= Provided text =
■ ■ ■ ■

A four or three-day working week could become the norm for full-time workers over the coming decades, writes Scott Corfe
In his essay, Economic Possibilities for Our Grandchildren, the great economist John Maynard Keynes presented us with a compelling vision of the future – one in which we would increasingly become a leisure society in which hours worked dwindled as technological progress enabled us to achieve more in a shorter space of time. Freed from long hours in the office, shop or factory, people would be able to spend more time relaxing, enjoying hobbies and spending time with their families.
Since Keynes wrote this essay in 1930, the average hours worked by an employee in the United Kingdom have indeed fallen significantly, from 47 hours to 32 hours today. If government, businesses and other policymakers play their cards right, there is scope for the working week to fall even further, while keeping living standards high.

■ ■ ■ ■

= Raw records =
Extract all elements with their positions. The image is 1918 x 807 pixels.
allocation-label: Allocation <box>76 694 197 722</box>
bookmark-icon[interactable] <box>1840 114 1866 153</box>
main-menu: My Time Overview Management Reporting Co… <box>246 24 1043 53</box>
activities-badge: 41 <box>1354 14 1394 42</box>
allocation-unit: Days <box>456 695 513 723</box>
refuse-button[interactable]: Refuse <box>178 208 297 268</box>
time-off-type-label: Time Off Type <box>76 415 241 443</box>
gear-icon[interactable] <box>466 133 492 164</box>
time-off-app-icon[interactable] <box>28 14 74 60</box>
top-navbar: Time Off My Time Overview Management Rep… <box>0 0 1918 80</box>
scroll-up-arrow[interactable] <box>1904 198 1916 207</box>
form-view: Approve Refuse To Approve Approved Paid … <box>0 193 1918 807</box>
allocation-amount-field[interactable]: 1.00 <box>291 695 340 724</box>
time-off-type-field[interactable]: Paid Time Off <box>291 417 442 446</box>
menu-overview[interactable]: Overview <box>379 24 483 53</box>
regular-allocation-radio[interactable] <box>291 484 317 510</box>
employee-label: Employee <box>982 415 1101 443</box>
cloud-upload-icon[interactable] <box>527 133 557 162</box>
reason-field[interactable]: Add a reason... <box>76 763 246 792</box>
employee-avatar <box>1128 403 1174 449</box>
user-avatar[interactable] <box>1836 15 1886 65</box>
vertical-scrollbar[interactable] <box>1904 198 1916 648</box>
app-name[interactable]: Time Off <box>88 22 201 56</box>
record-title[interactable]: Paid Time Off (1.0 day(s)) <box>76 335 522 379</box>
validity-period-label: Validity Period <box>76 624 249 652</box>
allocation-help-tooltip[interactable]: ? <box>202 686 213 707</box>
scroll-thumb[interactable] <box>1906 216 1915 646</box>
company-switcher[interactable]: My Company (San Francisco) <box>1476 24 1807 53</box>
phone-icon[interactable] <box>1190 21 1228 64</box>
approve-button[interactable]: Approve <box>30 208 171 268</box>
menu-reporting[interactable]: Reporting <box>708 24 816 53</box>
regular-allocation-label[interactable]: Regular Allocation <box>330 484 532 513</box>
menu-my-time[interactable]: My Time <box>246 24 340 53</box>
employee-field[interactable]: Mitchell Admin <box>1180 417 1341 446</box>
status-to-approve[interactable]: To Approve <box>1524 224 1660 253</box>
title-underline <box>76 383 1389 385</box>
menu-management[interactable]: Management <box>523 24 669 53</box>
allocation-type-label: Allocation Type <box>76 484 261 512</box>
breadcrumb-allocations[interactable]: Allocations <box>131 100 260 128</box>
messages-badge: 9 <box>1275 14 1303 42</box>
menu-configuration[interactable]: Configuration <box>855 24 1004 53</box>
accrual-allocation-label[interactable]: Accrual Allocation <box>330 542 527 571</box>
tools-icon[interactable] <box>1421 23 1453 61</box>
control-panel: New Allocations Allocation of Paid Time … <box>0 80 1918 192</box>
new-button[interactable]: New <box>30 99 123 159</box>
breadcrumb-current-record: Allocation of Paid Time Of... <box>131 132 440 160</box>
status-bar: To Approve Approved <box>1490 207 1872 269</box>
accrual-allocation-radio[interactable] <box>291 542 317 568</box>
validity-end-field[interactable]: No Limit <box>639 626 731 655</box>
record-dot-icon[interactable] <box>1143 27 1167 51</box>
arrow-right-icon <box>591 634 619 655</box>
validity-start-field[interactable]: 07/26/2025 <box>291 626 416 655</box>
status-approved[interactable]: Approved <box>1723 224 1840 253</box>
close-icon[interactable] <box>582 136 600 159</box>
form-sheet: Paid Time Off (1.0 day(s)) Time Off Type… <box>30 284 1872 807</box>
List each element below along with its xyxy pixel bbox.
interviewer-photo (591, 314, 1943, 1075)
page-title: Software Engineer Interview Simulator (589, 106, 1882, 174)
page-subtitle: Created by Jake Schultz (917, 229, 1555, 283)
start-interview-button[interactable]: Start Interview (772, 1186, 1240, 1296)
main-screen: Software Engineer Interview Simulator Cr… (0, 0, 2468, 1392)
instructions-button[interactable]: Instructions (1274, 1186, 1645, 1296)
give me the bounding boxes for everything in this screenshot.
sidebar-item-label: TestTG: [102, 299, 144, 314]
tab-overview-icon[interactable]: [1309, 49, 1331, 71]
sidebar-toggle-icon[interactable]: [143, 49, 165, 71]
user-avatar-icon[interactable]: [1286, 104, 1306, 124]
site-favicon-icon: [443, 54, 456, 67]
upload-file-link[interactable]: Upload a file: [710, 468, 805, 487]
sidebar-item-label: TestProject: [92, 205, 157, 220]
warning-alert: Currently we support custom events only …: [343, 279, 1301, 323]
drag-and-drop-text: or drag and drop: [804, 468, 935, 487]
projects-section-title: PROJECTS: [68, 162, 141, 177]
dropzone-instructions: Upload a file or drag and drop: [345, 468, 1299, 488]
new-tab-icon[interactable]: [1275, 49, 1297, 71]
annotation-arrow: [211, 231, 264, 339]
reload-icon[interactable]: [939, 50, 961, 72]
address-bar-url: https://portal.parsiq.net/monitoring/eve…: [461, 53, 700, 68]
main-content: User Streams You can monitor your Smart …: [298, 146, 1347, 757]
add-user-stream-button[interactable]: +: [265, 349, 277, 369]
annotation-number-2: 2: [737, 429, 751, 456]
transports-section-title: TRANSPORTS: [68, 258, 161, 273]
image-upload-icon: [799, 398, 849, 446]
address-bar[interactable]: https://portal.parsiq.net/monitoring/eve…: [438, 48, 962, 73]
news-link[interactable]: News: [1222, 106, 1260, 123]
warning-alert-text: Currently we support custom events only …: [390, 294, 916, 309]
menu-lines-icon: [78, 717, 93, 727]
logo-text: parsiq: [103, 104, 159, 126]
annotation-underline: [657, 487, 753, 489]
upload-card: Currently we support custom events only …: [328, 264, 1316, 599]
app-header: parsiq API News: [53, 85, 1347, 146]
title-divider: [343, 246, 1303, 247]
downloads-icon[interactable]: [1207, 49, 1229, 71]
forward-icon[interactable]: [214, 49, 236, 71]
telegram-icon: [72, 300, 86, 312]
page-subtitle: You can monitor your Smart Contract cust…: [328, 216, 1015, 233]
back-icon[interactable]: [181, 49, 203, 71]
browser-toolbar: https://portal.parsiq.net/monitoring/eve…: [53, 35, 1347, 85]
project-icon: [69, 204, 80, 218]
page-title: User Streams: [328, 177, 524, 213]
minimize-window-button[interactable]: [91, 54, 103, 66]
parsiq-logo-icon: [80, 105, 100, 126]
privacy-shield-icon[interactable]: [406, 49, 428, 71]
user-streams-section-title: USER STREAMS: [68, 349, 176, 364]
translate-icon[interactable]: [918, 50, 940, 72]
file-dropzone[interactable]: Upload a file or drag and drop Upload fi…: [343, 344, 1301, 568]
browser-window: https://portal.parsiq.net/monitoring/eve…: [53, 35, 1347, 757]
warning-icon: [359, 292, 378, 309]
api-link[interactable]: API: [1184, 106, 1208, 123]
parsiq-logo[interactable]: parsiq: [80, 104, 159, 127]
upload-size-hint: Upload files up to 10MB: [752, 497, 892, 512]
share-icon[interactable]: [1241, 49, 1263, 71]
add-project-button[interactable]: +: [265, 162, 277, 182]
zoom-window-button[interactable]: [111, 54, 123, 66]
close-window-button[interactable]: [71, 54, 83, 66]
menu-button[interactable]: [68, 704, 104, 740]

■ ■ ■ ■

= Instructions for the task =
Reproduce the passage of the working-week essay between "Since Keynes wrote" and "living standards high.", inclusive, word for word.

= Result for this exercise =
Since Keynes wrote this essay in 1930, the average hours worked by an employee in the United Kingdom have indeed fallen significantly, from 47 hours to 32 hours today. If government, businesses and other policymakers play their cards right, there is scope for the working week to fall even further, while keeping living standards high.